## CHALLENGE
Transcribe every entry word for word, leaving out all images.

● ● ● ● ●

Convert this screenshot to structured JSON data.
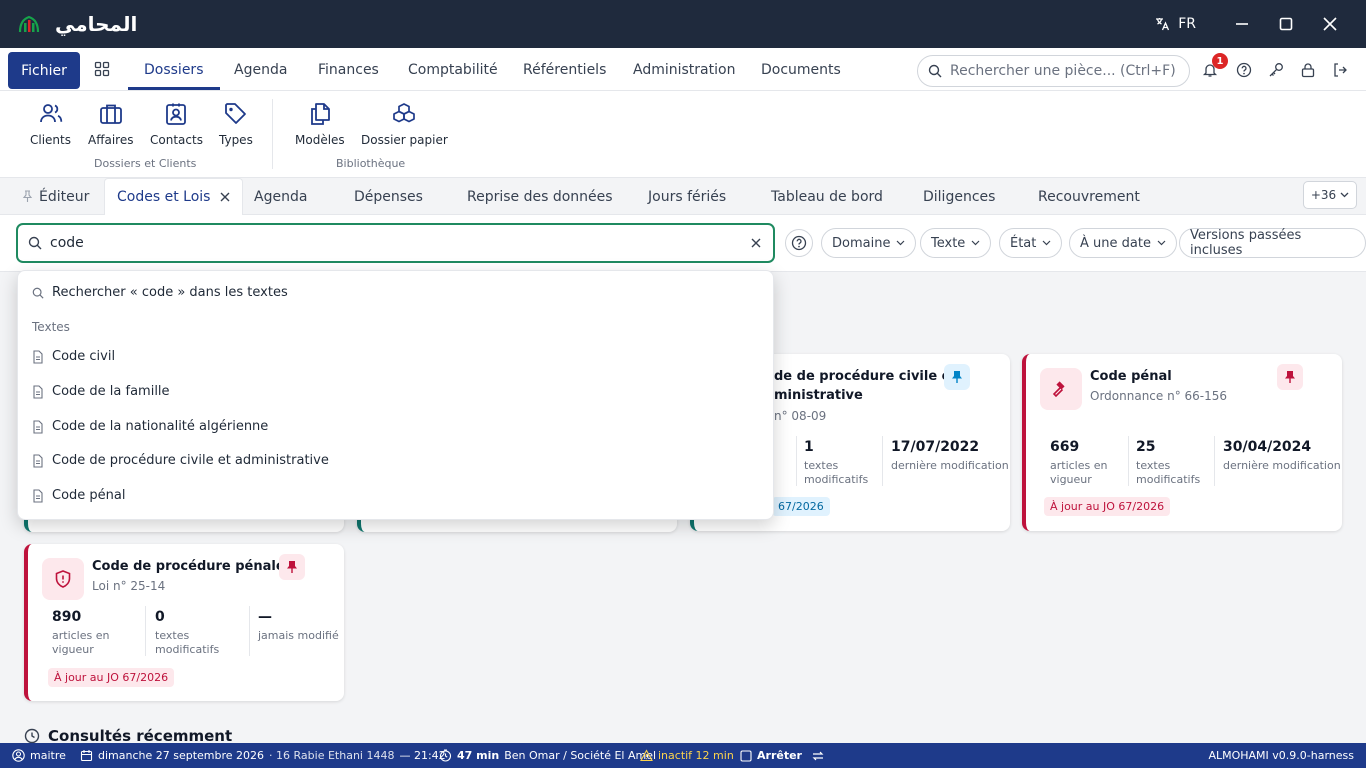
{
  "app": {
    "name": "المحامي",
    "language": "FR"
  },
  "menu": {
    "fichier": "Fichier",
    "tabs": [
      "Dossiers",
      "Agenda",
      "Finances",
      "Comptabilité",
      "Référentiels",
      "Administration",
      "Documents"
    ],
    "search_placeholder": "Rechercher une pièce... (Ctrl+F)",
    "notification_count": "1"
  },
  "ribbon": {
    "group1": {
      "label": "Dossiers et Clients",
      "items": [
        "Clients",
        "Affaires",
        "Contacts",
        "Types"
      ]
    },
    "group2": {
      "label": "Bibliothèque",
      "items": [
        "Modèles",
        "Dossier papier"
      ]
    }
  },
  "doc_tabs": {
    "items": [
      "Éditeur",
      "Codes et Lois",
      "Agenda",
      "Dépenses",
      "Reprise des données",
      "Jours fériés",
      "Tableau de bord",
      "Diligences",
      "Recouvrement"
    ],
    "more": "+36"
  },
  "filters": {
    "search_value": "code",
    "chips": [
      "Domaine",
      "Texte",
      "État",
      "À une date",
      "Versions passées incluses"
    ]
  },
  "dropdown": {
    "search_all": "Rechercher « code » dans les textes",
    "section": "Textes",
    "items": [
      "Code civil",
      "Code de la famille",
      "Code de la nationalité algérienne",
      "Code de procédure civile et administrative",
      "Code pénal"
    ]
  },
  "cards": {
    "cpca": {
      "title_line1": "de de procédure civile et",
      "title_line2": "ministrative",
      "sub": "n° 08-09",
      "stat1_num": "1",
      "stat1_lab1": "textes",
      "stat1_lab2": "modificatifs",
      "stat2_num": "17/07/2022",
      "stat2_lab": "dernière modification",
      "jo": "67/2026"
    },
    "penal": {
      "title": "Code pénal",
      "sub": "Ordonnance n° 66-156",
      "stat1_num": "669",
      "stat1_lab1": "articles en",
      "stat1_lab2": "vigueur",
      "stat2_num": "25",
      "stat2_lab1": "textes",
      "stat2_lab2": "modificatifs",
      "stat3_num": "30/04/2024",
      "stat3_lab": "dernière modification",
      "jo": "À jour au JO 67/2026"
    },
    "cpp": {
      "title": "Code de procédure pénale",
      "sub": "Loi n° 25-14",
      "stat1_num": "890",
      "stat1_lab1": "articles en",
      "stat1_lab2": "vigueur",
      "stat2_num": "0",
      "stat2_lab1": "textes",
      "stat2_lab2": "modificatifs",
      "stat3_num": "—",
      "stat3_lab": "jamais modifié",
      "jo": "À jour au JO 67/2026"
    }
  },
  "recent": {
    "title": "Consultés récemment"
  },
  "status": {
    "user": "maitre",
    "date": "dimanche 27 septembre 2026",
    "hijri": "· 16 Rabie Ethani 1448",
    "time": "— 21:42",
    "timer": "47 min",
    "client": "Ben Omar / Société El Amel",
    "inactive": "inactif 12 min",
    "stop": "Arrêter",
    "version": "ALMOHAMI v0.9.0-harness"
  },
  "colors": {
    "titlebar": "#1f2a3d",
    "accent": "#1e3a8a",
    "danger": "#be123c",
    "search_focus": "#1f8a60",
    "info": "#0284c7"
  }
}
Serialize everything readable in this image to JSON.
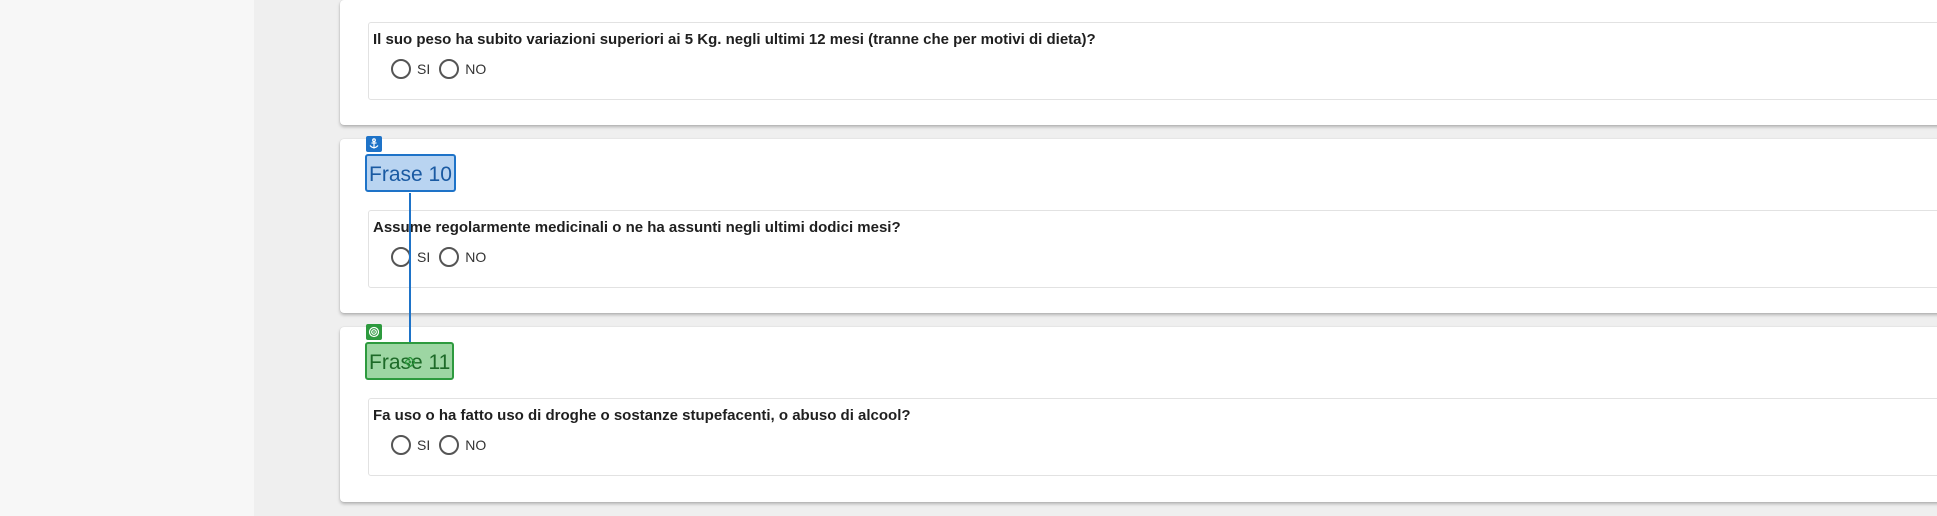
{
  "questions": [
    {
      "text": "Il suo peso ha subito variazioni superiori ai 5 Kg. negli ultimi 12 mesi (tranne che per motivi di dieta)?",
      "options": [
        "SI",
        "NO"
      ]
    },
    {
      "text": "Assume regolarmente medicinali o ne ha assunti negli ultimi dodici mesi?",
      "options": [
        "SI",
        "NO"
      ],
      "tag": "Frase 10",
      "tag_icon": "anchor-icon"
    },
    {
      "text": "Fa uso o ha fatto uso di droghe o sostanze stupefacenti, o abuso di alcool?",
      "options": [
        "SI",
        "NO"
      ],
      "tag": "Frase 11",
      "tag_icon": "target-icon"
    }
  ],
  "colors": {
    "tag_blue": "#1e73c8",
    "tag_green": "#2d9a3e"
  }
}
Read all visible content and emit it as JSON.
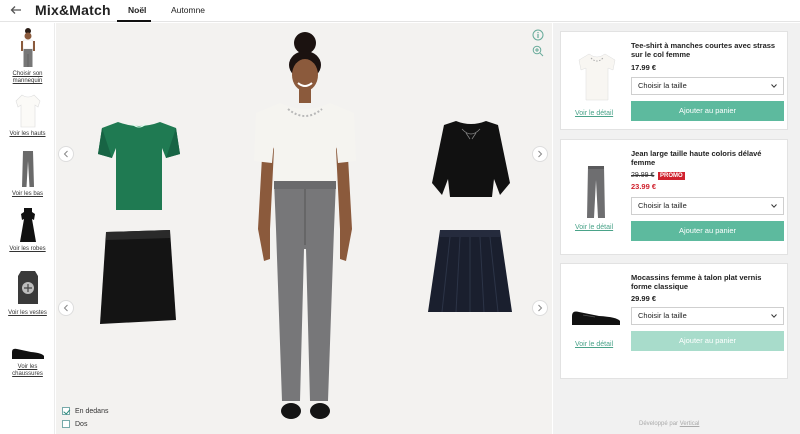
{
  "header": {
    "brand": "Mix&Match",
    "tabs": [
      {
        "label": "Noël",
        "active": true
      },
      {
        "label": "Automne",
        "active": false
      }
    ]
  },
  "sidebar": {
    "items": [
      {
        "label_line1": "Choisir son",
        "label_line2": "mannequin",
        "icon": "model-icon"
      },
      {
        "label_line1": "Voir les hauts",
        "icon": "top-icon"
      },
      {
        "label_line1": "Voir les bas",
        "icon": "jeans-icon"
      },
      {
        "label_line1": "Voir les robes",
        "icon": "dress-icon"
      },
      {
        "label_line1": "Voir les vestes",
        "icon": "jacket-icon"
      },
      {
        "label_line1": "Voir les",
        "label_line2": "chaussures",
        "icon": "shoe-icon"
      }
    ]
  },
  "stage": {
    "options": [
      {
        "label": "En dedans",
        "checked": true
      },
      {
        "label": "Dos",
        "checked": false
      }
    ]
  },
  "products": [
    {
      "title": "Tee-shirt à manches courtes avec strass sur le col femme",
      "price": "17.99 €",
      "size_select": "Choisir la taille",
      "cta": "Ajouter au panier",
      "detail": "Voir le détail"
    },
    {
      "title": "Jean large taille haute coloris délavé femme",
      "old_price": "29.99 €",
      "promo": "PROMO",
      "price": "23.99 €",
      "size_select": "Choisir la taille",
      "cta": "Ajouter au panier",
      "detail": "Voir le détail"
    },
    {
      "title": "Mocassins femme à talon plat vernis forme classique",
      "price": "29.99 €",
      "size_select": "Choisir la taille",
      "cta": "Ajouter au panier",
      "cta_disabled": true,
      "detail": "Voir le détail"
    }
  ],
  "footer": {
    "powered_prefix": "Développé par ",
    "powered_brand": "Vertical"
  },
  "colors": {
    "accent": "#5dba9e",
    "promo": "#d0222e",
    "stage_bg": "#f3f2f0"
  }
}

● ● ● ● ●

## COMPLETE RESPONSE
Convert this screenshot to structured JSON data.
{
  "app": {
    "name": "المحامي",
    "language": "FR"
  },
  "menu": {
    "fichier": "Fichier",
    "tabs": [
      "Dossiers",
      "Agenda",
      "Finances",
      "Comptabilité",
      "Référentiels",
      "Administration",
      "Documents"
    ],
    "search_placeholder": "Rechercher une pièce... (Ctrl+F)",
    "notification_count": "1"
  },
  "ribbon": {
    "group1": {
      "label": "Dossiers et Clients",
      "items": [
        "Clients",
        "Affaires",
        "Contacts",
        "Types"
      ]
    },
    "group2": {
      "label": "Bibliothèque",
      "items": [
        "Modèles",
        "Dossier papier"
      ]
    }
  },
  "doc_tabs": {
    "items": [
      "Éditeur",
      "Codes et Lois",
      "Agenda",
      "Dépenses",
      "Reprise des données",
      "Jours fériés",
      "Tableau de bord",
      "Diligences",
      "Recouvrement"
    ],
    "more": "+36"
  },
  "filters": {
    "search_value": "code",
    "chips": [
      "Domaine",
      "Texte",
      "État",
      "À une date",
      "Versions passées incluses"
    ]
  },
  "dropdown": {
    "search_all": "Rechercher « code » dans les textes",
    "section": "Textes",
    "items": [
      "Code civil",
      "Code de la famille",
      "Code de la nationalité algérienne",
      "Code de procédure civile et administrative",
      "Code pénal"
    ]
  },
  "cards": {
    "cpca": {
      "title_line1": "de de procédure civile et",
      "title_line2": "ministrative",
      "sub": "n° 08-09",
      "stat1_num": "1",
      "stat1_lab1": "textes",
      "stat1_lab2": "modificatifs",
      "stat2_num": "17/07/2022",
      "stat2_lab": "dernière modification",
      "jo": "67/2026"
    },
    "penal": {
      "title": "Code pénal",
      "sub": "Ordonnance n° 66-156",
      "stat1_num": "669",
      "stat1_lab1": "articles en",
      "stat1_lab2": "vigueur",
      "stat2_num": "25",
      "stat2_lab1": "textes",
      "stat2_lab2": "modificatifs",
      "stat3_num": "30/04/2024",
      "stat3_lab": "dernière modification",
      "jo": "À jour au JO 67/2026"
    },
    "cpp": {
      "title": "Code de procédure pénale",
      "sub": "Loi n° 25-14",
      "stat1_num": "890",
      "stat1_lab1": "articles en",
      "stat1_lab2": "vigueur",
      "stat2_num": "0",
      "stat2_lab1": "textes",
      "stat2_lab2": "modificatifs",
      "stat3_num": "—",
      "stat3_lab": "jamais modifié",
      "jo": "À jour au JO 67/2026"
    }
  },
  "recent": {
    "title": "Consultés récemment"
  },
  "status": {
    "user": "maitre",
    "date": "dimanche 27 septembre 2026",
    "hijri": "· 16 Rabie Ethani 1448",
    "time": "— 21:42",
    "timer": "47 min",
    "client": "Ben Omar / Société El Amel",
    "inactive": "inactif 12 min",
    "stop": "Arrêter",
    "version": "ALMOHAMI v0.9.0-harness"
  },
  "colors": {
    "titlebar": "#1f2a3d",
    "accent": "#1e3a8a",
    "danger": "#be123c",
    "search_focus": "#1f8a60",
    "info": "#0284c7"
  }
}
Serialize everything readable in this image to JSON.
{
  "questions": [
    {
      "text": "Il suo peso ha subito variazioni superiori ai 5 Kg. negli ultimi 12 mesi (tranne che per motivi di dieta)?",
      "options": [
        "SI",
        "NO"
      ]
    },
    {
      "text": "Assume regolarmente medicinali o ne ha assunti negli ultimi dodici mesi?",
      "options": [
        "SI",
        "NO"
      ],
      "tag": "Frase 10",
      "tag_icon": "anchor-icon"
    },
    {
      "text": "Fa uso o ha fatto uso di droghe o sostanze stupefacenti, o abuso di alcool?",
      "options": [
        "SI",
        "NO"
      ],
      "tag": "Frase 11",
      "tag_icon": "target-icon"
    }
  ],
  "colors": {
    "tag_blue": "#1e73c8",
    "tag_green": "#2d9a3e"
  }
}
Read all visible content and emit it as JSON.
{
  "header": {
    "brand": "Mix&Match",
    "tabs": [
      {
        "label": "Noël",
        "active": true
      },
      {
        "label": "Automne",
        "active": false
      }
    ]
  },
  "sidebar": {
    "items": [
      {
        "label_line1": "Choisir son",
        "label_line2": "mannequin",
        "icon": "model-icon"
      },
      {
        "label_line1": "Voir les hauts",
        "icon": "top-icon"
      },
      {
        "label_line1": "Voir les bas",
        "icon": "jeans-icon"
      },
      {
        "label_line1": "Voir les robes",
        "icon": "dress-icon"
      },
      {
        "label_line1": "Voir les vestes",
        "icon": "jacket-icon"
      },
      {
        "label_line1": "Voir les",
        "label_line2": "chaussures",
        "icon": "shoe-icon"
      }
    ]
  },
  "stage": {
    "options": [
      {
        "label": "En dedans",
        "checked": true
      },
      {
        "label": "Dos",
        "checked": false
      }
    ]
  },
  "products": [
    {
      "title": "Tee-shirt à manches courtes avec strass sur le col femme",
      "price": "17.99 €",
      "size_select": "Choisir la taille",
      "cta": "Ajouter au panier",
      "detail": "Voir le détail"
    },
    {
      "title": "Jean large taille haute coloris délavé femme",
      "old_price": "29.99 €",
      "promo": "PROMO",
      "price": "23.99 €",
      "size_select": "Choisir la taille",
      "cta": "Ajouter au panier",
      "detail": "Voir le détail"
    },
    {
      "title": "Mocassins femme à talon plat vernis forme classique",
      "price": "29.99 €",
      "size_select": "Choisir la taille",
      "cta": "Ajouter au panier",
      "cta_disabled": true,
      "detail": "Voir le détail"
    }
  ],
  "footer": {
    "powered_prefix": "Développé par ",
    "powered_brand": "Vertical"
  },
  "colors": {
    "accent": "#5dba9e",
    "promo": "#d0222e",
    "stage_bg": "#f3f2f0"
  }
}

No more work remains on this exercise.